• **Data entries for graphics**:
▬▬▬▬▬▬
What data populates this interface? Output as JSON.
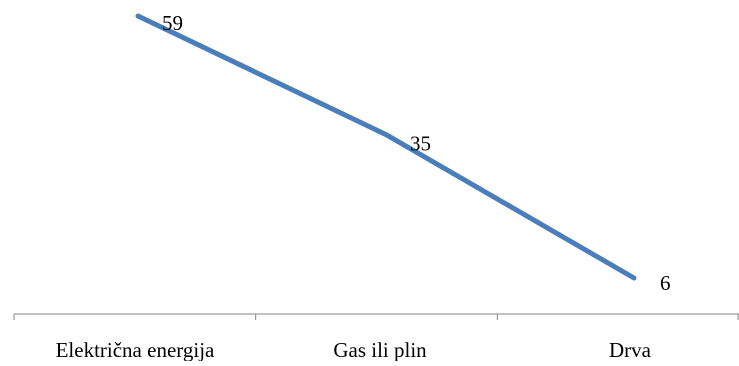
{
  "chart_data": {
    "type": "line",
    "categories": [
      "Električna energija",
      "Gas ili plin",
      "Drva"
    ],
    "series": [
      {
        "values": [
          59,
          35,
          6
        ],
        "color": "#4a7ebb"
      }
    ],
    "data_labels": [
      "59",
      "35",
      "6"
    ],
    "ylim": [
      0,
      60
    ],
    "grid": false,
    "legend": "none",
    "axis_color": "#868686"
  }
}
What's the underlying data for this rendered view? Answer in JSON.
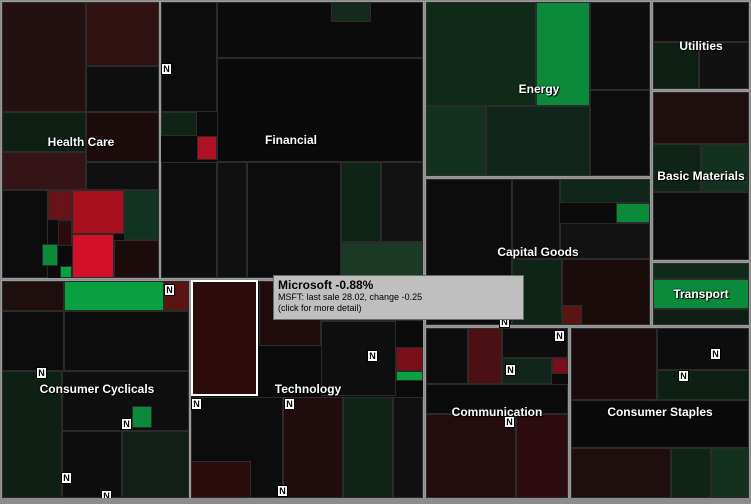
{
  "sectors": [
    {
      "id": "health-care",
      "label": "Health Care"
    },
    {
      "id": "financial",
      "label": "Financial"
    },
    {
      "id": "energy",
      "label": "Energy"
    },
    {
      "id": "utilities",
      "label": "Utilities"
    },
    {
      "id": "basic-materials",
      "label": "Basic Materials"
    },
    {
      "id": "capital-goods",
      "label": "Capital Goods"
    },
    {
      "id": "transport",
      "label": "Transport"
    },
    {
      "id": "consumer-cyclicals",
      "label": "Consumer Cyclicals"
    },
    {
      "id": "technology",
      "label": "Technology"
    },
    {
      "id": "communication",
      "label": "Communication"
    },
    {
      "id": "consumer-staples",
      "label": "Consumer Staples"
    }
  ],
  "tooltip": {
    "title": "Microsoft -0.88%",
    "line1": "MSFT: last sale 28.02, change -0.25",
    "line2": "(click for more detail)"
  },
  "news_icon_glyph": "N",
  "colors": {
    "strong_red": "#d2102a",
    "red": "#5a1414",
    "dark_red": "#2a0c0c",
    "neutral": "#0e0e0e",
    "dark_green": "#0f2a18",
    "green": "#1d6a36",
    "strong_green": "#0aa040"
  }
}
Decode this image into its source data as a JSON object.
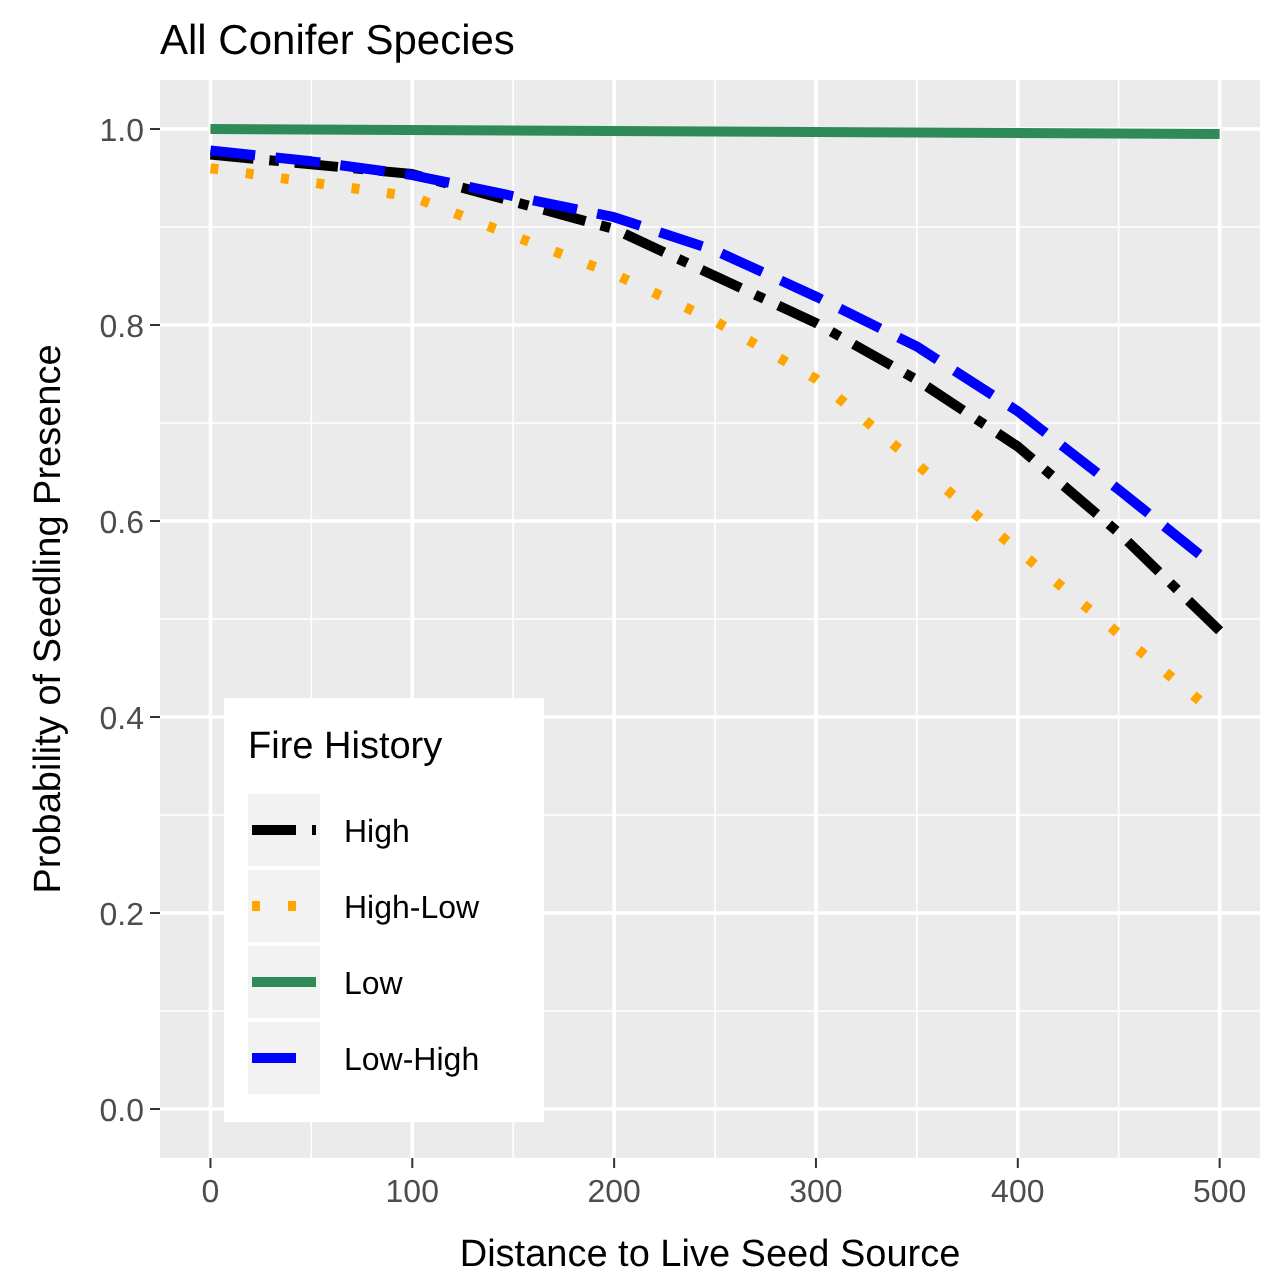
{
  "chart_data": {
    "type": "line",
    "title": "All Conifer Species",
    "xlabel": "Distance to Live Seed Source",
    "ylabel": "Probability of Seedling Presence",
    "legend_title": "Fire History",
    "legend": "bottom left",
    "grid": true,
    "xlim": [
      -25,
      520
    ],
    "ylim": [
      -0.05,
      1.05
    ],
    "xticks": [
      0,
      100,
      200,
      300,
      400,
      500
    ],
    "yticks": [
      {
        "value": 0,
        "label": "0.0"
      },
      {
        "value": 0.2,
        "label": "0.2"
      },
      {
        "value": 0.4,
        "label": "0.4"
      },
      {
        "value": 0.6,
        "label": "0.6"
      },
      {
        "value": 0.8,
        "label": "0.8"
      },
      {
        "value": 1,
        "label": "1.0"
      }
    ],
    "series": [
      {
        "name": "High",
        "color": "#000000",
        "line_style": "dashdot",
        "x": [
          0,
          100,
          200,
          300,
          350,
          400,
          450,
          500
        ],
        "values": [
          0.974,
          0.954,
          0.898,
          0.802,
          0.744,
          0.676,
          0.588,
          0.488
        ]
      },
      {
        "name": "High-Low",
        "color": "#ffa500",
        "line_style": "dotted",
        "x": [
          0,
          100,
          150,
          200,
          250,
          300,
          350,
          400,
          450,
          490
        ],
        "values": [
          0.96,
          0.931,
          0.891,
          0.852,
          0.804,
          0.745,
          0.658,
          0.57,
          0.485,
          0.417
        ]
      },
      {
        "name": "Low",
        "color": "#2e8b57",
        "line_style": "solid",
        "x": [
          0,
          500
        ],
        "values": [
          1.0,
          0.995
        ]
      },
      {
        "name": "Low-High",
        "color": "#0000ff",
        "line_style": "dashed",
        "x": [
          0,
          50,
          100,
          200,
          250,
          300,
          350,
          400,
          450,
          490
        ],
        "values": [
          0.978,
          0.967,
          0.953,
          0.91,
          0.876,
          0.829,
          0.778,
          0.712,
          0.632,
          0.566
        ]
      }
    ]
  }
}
▬▬▬▬▬▬
• **Given task**: Skip the pictures and transcribe the rest of the records exactly.

• **Answer for the task**:
What data populates this interface? Output as JSON.
{
  "chart_data": {
    "type": "line",
    "categories": [
      "Električna energija",
      "Gas ili plin",
      "Drva"
    ],
    "series": [
      {
        "values": [
          59,
          35,
          6
        ],
        "color": "#4a7ebb"
      }
    ],
    "data_labels": [
      "59",
      "35",
      "6"
    ],
    "ylim": [
      0,
      60
    ],
    "grid": false,
    "legend": "none",
    "axis_color": "#868686"
  }
}
What's the underlying data for this rendered view? Answer in JSON.
{
  "sectors": [
    {
      "id": "health-care",
      "label": "Health Care"
    },
    {
      "id": "financial",
      "label": "Financial"
    },
    {
      "id": "energy",
      "label": "Energy"
    },
    {
      "id": "utilities",
      "label": "Utilities"
    },
    {
      "id": "basic-materials",
      "label": "Basic Materials"
    },
    {
      "id": "capital-goods",
      "label": "Capital Goods"
    },
    {
      "id": "transport",
      "label": "Transport"
    },
    {
      "id": "consumer-cyclicals",
      "label": "Consumer Cyclicals"
    },
    {
      "id": "technology",
      "label": "Technology"
    },
    {
      "id": "communication",
      "label": "Communication"
    },
    {
      "id": "consumer-staples",
      "label": "Consumer Staples"
    }
  ],
  "tooltip": {
    "title": "Microsoft -0.88%",
    "line1": "MSFT: last sale 28.02, change -0.25",
    "line2": "(click for more detail)"
  },
  "news_icon_glyph": "N",
  "colors": {
    "strong_red": "#d2102a",
    "red": "#5a1414",
    "dark_red": "#2a0c0c",
    "neutral": "#0e0e0e",
    "dark_green": "#0f2a18",
    "green": "#1d6a36",
    "strong_green": "#0aa040"
  }
}
Decode this image into its source data as a JSON object.
{
  "chart_data": {
    "type": "line",
    "title": "All Conifer Species",
    "xlabel": "Distance to Live Seed Source",
    "ylabel": "Probability of Seedling Presence",
    "legend_title": "Fire History",
    "legend": "bottom left",
    "grid": true,
    "xlim": [
      -25,
      520
    ],
    "ylim": [
      -0.05,
      1.05
    ],
    "xticks": [
      0,
      100,
      200,
      300,
      400,
      500
    ],
    "yticks": [
      {
        "value": 0,
        "label": "0.0"
      },
      {
        "value": 0.2,
        "label": "0.2"
      },
      {
        "value": 0.4,
        "label": "0.4"
      },
      {
        "value": 0.6,
        "label": "0.6"
      },
      {
        "value": 0.8,
        "label": "0.8"
      },
      {
        "value": 1,
        "label": "1.0"
      }
    ],
    "series": [
      {
        "name": "High",
        "color": "#000000",
        "line_style": "dashdot",
        "x": [
          0,
          100,
          200,
          300,
          350,
          400,
          450,
          500
        ],
        "values": [
          0.974,
          0.954,
          0.898,
          0.802,
          0.744,
          0.676,
          0.588,
          0.488
        ]
      },
      {
        "name": "High-Low",
        "color": "#ffa500",
        "line_style": "dotted",
        "x": [
          0,
          100,
          150,
          200,
          250,
          300,
          350,
          400,
          450,
          490
        ],
        "values": [
          0.96,
          0.931,
          0.891,
          0.852,
          0.804,
          0.745,
          0.658,
          0.57,
          0.485,
          0.417
        ]
      },
      {
        "name": "Low",
        "color": "#2e8b57",
        "line_style": "solid",
        "x": [
          0,
          500
        ],
        "values": [
          1.0,
          0.995
        ]
      },
      {
        "name": "Low-High",
        "color": "#0000ff",
        "line_style": "dashed",
        "x": [
          0,
          50,
          100,
          200,
          250,
          300,
          350,
          400,
          450,
          490
        ],
        "values": [
          0.978,
          0.967,
          0.953,
          0.91,
          0.876,
          0.829,
          0.778,
          0.712,
          0.632,
          0.566
        ]
      }
    ]
  }
}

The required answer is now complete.